DIRECTION :: Count every line below in which "인디언들이" occurs, then give only the count.
--------------------------------
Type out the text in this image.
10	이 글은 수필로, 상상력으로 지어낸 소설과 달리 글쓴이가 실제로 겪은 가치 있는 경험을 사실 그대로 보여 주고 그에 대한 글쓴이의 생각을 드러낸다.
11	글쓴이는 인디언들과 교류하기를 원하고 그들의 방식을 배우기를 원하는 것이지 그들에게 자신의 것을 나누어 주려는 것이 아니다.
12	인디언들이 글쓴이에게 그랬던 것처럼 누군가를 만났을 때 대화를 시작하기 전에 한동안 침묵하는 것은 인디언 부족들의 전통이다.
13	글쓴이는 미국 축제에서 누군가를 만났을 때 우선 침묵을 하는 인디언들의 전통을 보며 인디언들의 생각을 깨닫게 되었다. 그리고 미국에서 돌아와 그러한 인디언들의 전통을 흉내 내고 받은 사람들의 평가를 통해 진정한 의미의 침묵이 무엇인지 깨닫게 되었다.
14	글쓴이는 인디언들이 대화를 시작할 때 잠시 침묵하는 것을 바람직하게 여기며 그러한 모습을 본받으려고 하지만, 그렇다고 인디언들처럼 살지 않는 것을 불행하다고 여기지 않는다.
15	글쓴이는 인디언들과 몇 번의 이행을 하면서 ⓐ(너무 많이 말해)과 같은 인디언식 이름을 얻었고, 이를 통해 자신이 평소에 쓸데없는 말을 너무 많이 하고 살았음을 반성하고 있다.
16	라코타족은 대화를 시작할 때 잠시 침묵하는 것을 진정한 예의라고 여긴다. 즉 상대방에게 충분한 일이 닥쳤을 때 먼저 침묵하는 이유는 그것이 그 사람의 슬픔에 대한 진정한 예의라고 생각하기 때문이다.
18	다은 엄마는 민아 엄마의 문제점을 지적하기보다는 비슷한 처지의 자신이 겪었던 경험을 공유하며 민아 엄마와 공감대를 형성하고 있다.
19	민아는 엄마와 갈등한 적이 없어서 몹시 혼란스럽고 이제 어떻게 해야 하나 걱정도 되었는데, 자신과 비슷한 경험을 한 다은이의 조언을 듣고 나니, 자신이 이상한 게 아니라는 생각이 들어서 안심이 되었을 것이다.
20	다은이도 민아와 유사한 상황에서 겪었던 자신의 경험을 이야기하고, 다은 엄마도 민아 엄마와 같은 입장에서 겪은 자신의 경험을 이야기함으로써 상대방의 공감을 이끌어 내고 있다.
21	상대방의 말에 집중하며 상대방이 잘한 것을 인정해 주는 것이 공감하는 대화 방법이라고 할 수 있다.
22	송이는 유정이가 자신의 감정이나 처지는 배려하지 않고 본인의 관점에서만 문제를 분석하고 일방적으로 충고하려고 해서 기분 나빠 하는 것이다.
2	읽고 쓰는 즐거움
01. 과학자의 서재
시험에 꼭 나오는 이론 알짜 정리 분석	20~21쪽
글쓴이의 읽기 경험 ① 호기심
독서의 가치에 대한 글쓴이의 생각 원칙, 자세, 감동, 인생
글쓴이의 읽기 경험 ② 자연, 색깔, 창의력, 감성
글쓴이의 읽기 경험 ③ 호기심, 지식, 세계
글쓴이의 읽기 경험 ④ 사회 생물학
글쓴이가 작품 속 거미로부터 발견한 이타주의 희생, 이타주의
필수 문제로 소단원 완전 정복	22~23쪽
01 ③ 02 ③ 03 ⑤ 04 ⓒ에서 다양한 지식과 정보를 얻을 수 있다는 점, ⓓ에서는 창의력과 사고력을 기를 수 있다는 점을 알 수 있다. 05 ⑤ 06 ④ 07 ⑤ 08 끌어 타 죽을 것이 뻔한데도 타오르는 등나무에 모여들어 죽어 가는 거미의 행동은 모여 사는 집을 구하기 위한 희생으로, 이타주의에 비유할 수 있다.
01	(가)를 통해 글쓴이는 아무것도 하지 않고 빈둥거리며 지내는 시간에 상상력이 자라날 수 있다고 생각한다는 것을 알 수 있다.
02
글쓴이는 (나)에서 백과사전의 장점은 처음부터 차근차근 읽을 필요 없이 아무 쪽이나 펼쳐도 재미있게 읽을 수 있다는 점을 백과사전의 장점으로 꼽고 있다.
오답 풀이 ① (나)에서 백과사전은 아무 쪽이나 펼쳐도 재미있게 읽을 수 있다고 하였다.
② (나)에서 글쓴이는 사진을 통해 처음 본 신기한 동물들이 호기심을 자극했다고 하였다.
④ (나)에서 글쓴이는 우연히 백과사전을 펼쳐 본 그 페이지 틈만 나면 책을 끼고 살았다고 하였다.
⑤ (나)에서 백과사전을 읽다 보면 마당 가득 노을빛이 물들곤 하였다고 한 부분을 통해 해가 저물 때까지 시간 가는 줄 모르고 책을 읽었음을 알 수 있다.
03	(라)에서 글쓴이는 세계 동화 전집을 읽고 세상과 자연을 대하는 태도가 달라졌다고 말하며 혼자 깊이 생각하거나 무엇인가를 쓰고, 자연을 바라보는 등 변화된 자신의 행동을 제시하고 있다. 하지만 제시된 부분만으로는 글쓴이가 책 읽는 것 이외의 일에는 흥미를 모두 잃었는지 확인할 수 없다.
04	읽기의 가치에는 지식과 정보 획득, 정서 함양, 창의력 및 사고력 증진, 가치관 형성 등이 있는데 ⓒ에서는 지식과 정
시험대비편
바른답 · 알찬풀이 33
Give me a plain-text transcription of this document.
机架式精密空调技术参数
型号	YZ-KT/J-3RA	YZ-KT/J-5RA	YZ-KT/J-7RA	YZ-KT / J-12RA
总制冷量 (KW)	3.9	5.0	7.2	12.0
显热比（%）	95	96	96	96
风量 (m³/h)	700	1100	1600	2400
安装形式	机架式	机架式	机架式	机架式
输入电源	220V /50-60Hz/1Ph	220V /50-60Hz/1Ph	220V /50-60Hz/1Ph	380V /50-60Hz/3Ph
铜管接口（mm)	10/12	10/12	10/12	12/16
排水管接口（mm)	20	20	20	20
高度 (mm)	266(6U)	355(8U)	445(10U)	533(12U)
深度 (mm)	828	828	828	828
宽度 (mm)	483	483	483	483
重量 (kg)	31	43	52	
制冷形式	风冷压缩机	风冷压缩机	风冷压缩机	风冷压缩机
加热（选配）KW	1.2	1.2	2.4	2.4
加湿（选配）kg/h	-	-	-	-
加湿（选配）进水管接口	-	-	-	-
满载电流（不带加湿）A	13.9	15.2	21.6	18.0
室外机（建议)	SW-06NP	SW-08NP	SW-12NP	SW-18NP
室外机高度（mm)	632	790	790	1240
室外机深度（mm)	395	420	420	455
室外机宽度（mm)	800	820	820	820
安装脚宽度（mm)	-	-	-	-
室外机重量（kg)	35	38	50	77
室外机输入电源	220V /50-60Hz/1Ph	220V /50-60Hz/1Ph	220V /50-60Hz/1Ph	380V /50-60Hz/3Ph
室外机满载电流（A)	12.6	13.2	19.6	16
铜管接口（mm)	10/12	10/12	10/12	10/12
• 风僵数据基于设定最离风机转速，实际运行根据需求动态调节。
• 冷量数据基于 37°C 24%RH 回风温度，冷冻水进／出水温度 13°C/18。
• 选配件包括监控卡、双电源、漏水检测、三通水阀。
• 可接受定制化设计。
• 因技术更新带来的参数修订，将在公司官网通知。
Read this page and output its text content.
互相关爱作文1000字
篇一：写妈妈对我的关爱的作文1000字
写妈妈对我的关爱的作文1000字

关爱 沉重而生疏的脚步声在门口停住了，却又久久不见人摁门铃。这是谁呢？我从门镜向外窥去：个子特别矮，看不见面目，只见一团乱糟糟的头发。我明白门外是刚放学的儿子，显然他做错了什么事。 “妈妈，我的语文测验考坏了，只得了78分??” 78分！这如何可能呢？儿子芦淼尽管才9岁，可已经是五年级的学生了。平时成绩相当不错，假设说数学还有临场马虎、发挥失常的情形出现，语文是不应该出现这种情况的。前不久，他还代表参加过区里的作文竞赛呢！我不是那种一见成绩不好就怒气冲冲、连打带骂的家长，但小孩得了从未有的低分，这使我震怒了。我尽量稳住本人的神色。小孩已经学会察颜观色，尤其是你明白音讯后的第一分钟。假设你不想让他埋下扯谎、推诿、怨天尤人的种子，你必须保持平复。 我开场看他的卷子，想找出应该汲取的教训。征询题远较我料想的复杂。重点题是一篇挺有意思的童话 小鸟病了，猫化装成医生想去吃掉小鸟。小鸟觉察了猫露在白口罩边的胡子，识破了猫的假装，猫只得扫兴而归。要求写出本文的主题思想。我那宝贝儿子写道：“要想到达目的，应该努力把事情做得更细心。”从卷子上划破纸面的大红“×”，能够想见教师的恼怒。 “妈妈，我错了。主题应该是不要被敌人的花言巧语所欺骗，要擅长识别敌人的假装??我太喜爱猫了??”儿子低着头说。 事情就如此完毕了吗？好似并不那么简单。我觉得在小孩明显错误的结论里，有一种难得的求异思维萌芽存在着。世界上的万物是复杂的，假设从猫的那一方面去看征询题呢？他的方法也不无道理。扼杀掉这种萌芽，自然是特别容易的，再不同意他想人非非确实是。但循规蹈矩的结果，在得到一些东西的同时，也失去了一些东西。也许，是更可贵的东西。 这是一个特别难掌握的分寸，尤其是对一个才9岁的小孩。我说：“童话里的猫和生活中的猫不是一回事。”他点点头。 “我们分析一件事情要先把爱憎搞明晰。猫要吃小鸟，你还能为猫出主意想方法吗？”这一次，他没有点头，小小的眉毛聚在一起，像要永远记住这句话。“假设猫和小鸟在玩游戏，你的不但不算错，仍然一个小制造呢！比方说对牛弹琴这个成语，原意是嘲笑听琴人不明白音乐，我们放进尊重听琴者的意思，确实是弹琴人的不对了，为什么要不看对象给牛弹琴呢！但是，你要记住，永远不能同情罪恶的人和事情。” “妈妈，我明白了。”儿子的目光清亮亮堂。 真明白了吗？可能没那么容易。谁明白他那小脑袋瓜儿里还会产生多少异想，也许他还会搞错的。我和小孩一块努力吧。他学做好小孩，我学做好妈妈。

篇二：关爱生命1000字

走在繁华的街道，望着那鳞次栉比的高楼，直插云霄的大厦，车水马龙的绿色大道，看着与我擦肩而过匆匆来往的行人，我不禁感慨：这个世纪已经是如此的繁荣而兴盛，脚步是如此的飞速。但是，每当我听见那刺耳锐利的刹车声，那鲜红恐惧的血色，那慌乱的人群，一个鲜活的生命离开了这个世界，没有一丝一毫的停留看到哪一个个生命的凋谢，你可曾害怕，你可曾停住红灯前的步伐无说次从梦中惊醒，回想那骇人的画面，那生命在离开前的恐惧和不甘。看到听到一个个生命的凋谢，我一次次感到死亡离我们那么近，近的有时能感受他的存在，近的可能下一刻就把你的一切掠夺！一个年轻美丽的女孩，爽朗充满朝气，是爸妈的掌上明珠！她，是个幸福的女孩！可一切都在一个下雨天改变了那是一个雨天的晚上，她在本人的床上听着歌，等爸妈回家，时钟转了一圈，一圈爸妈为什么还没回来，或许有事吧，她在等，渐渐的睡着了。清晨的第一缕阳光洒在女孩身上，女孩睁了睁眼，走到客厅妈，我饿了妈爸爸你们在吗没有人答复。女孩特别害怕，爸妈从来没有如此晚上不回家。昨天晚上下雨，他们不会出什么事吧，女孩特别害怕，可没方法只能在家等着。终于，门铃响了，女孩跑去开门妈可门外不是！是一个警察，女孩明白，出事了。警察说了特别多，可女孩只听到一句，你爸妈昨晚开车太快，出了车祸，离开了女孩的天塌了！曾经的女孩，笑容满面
--------------------------------
RESULT OF THE TASK :: 2